-- Record set follows --

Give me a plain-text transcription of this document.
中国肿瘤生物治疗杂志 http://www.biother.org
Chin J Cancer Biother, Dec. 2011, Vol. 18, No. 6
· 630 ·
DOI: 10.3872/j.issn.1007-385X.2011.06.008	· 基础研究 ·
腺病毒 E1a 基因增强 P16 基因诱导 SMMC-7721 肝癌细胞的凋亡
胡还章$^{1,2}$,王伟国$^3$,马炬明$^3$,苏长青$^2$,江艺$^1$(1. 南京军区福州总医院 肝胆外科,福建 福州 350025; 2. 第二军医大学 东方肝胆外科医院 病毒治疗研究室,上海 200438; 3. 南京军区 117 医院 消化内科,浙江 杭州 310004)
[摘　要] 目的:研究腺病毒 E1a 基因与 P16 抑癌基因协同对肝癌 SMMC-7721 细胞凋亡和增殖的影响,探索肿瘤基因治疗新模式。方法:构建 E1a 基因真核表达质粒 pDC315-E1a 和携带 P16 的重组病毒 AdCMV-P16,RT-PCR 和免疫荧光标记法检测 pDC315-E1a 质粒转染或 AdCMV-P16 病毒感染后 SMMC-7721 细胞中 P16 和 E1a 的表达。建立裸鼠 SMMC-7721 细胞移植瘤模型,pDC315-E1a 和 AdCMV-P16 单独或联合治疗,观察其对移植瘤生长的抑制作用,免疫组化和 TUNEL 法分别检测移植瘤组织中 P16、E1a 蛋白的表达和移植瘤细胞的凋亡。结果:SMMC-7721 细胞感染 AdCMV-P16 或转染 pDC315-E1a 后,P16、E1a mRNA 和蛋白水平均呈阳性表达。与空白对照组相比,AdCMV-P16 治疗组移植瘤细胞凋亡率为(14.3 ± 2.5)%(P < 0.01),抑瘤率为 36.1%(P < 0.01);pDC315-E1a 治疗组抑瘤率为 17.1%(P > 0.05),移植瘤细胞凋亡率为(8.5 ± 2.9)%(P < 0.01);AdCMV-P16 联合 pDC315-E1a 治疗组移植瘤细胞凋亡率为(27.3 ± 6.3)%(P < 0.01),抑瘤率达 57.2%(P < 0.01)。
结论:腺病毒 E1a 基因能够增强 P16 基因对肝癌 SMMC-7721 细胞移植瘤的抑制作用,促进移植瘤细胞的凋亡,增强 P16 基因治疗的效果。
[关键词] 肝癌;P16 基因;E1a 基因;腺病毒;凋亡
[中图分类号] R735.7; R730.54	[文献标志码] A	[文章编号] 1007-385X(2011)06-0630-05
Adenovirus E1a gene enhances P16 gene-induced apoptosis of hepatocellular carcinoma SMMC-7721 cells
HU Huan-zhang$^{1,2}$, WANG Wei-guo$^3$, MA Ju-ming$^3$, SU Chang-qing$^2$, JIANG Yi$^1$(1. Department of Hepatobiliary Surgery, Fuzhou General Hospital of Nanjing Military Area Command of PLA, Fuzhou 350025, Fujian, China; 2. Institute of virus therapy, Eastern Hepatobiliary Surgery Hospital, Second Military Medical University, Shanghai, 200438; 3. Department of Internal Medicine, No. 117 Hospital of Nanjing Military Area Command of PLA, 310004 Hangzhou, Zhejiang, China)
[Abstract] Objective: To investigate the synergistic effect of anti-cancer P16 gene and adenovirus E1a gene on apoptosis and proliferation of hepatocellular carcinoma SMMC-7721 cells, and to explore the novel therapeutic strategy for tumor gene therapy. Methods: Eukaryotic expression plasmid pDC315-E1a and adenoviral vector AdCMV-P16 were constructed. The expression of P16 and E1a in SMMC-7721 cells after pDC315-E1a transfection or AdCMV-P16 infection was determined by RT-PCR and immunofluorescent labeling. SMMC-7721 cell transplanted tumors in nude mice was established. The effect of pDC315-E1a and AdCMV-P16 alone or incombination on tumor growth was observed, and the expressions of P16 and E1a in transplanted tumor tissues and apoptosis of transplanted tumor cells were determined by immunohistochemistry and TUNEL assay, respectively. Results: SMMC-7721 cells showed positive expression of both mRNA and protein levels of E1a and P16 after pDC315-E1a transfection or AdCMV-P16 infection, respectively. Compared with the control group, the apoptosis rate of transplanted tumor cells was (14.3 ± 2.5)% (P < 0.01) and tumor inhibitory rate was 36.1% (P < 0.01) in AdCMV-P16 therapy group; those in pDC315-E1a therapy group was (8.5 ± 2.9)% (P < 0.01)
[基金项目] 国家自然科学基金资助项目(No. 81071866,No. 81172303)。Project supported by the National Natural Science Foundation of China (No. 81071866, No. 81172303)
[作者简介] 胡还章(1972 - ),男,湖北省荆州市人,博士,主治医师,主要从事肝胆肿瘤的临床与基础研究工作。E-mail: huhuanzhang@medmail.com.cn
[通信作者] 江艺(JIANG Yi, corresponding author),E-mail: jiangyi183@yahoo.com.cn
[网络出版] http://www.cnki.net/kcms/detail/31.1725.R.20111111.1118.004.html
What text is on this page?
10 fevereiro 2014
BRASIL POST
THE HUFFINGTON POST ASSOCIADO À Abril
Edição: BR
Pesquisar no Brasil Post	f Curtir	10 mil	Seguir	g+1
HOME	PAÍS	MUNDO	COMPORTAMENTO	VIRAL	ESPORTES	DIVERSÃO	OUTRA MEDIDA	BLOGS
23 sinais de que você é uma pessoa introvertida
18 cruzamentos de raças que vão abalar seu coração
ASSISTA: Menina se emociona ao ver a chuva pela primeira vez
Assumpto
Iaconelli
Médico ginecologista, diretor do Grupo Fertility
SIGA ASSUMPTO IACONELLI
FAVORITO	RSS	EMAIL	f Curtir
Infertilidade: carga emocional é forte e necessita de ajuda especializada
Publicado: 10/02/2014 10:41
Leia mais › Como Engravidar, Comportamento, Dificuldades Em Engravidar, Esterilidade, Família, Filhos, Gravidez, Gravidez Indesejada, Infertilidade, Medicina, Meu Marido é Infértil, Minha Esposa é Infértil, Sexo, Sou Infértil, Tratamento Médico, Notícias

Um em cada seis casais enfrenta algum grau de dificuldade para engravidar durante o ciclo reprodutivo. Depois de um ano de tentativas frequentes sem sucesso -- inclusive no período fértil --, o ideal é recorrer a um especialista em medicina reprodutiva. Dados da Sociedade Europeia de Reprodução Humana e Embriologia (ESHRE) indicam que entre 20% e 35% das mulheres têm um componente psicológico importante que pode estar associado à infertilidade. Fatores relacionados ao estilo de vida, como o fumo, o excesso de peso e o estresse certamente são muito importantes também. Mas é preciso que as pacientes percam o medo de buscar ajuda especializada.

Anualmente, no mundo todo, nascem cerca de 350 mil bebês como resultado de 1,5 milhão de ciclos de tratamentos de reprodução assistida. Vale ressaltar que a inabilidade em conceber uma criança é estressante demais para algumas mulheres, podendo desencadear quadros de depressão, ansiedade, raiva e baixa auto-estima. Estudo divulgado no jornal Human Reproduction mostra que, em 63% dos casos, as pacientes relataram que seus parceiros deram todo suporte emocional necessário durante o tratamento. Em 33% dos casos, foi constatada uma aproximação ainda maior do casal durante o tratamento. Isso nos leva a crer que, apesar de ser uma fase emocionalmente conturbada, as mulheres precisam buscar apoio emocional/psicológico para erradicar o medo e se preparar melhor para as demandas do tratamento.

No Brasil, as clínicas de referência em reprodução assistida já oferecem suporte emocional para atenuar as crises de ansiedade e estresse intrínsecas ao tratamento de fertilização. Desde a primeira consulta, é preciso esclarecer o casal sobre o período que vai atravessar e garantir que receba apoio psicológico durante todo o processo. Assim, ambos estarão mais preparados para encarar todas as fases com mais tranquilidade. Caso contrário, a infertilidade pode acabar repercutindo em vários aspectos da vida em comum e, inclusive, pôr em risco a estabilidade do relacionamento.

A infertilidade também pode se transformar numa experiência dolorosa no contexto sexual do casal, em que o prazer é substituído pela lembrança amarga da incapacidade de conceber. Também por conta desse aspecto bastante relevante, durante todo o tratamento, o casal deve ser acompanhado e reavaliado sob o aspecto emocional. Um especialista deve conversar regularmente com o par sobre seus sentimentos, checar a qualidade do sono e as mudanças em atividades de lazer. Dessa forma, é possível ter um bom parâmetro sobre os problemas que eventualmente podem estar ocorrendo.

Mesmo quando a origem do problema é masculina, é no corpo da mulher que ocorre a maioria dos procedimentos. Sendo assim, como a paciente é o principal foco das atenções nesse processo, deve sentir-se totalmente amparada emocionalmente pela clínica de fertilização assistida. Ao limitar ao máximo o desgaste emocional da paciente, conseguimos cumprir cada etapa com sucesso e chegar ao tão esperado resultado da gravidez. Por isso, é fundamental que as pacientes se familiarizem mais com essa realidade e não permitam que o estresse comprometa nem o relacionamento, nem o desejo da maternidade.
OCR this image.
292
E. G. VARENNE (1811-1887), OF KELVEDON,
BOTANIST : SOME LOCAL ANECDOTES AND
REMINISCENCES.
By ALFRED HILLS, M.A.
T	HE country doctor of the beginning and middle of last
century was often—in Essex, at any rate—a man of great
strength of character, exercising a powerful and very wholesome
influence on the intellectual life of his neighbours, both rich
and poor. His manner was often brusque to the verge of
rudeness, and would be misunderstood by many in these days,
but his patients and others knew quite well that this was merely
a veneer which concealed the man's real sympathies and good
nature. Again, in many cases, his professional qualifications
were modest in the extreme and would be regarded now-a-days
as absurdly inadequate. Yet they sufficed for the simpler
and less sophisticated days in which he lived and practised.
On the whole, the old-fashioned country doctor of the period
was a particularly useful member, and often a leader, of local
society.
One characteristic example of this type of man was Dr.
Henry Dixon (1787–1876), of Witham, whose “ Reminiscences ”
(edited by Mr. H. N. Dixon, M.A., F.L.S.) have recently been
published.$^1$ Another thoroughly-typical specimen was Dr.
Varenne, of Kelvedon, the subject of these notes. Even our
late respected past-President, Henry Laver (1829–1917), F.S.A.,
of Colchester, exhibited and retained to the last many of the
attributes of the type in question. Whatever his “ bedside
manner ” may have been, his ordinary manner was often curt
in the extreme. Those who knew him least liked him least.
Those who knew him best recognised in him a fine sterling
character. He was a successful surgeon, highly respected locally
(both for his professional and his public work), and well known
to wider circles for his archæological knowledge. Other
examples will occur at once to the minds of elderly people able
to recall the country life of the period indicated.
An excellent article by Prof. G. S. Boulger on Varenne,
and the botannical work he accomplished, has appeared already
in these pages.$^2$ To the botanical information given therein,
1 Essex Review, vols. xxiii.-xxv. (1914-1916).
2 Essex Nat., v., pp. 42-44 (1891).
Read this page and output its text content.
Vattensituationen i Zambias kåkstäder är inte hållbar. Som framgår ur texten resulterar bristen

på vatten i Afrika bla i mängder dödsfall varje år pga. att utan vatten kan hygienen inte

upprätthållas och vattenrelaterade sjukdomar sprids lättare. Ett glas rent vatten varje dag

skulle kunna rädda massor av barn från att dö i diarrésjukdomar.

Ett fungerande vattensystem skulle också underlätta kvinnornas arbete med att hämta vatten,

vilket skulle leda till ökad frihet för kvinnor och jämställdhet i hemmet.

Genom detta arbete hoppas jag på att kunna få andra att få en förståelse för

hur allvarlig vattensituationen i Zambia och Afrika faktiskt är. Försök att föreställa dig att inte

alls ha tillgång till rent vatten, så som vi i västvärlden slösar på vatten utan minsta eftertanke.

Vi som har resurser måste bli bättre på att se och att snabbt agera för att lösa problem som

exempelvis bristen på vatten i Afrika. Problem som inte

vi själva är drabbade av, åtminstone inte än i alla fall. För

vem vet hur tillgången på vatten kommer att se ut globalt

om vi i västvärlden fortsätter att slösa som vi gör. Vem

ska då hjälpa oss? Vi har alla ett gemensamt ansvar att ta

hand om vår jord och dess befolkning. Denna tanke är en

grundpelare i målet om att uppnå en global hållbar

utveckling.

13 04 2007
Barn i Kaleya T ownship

-- Record set concluded --

◆ Exercise aim:
Show, from the entries above, every line that includes the string "this".

◆ Response box:
Give me a plain-text transcription of this document.
What text is on this page?
OCR this image.
but his patients and others knew quite well that this was merely
One characteristic example of this type of man was Dr.
Read this page and output its text content.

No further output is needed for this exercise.